Your objective —
All entries are to be given again verbatim.

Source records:

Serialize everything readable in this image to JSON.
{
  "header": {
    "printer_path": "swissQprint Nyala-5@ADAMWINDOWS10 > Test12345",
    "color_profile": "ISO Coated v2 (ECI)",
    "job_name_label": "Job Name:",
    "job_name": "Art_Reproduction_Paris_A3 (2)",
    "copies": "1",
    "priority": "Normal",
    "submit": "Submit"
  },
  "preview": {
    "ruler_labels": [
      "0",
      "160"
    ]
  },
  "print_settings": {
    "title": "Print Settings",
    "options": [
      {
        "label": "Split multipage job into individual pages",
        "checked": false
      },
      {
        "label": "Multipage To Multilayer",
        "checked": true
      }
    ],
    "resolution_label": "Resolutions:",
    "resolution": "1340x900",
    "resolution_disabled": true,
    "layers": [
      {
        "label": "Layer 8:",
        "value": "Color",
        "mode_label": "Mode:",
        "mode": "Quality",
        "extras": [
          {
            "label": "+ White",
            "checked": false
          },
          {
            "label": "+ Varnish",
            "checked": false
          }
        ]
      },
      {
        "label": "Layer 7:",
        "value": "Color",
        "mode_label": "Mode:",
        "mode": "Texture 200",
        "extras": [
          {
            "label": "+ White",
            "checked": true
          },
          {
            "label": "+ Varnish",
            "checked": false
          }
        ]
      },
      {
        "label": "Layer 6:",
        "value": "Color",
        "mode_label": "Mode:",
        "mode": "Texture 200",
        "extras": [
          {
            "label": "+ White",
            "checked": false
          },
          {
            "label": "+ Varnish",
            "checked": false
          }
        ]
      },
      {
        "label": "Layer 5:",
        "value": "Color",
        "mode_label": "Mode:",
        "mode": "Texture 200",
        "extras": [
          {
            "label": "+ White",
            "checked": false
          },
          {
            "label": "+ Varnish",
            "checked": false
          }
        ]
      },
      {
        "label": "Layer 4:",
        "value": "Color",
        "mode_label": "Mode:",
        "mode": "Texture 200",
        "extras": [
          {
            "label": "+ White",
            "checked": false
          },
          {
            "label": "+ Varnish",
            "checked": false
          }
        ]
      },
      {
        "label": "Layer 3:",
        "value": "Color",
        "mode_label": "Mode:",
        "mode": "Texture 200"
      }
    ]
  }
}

Correct result —
Serialize everything readable in this image to JSON.
{
  "header": {
    "printer_path": "swissQprint Nyala-5@ADAMWINDOWS10 > Test12345",
    "color_profile": "ISO Coated v2 (ECI)",
    "job_name_label": "Job Name:",
    "job_name": "Art_Reproduction_Paris_A3 (2)",
    "copies": "1",
    "priority": "Normal",
    "submit": "Submit"
  },
  "preview": {
    "ruler_labels": [
      "0",
      "160"
    ]
  },
  "print_settings": {
    "title": "Print Settings",
    "options": [
      {
        "label": "Split multipage job into individual pages",
        "checked": false
      },
      {
        "label": "Multipage To Multilayer",
        "checked": true
      }
    ],
    "resolution_label": "Resolutions:",
    "resolution": "1340x900",
    "resolution_disabled": true,
    "layers": [
      {
        "label": "Layer 8:",
        "value": "Color",
        "mode_label": "Mode:",
        "mode": "Quality",
        "extras": [
          {
            "label": "+ White",
            "checked": false
          },
          {
            "label": "+ Varnish",
            "checked": false
          }
        ]
      },
      {
        "label": "Layer 7:",
        "value": "Color",
        "mode_label": "Mode:",
        "mode": "Texture 200",
        "extras": [
          {
            "label": "+ White",
            "checked": true
          },
          {
            "label": "+ Varnish",
            "checked": false
          }
        ]
      },
      {
        "label": "Layer 6:",
        "value": "Color",
        "mode_label": "Mode:",
        "mode": "Texture 200",
        "extras": [
          {
            "label": "+ White",
            "checked": false
          },
          {
            "label": "+ Varnish",
            "checked": false
          }
        ]
      },
      {
        "label": "Layer 5:",
        "value": "Color",
        "mode_label": "Mode:",
        "mode": "Texture 200",
        "extras": [
          {
            "label": "+ White",
            "checked": false
          },
          {
            "label": "+ Varnish",
            "checked": false
          }
        ]
      },
      {
        "label": "Layer 4:",
        "value": "Color",
        "mode_label": "Mode:",
        "mode": "Texture 200",
        "extras": [
          {
            "label": "+ White",
            "checked": false
          },
          {
            "label": "+ Varnish",
            "checked": false
          }
        ]
      },
      {
        "label": "Layer 3:",
        "value": "Color",
        "mode_label": "Mode:",
        "mode": "Texture 200"
      }
    ]
  }
}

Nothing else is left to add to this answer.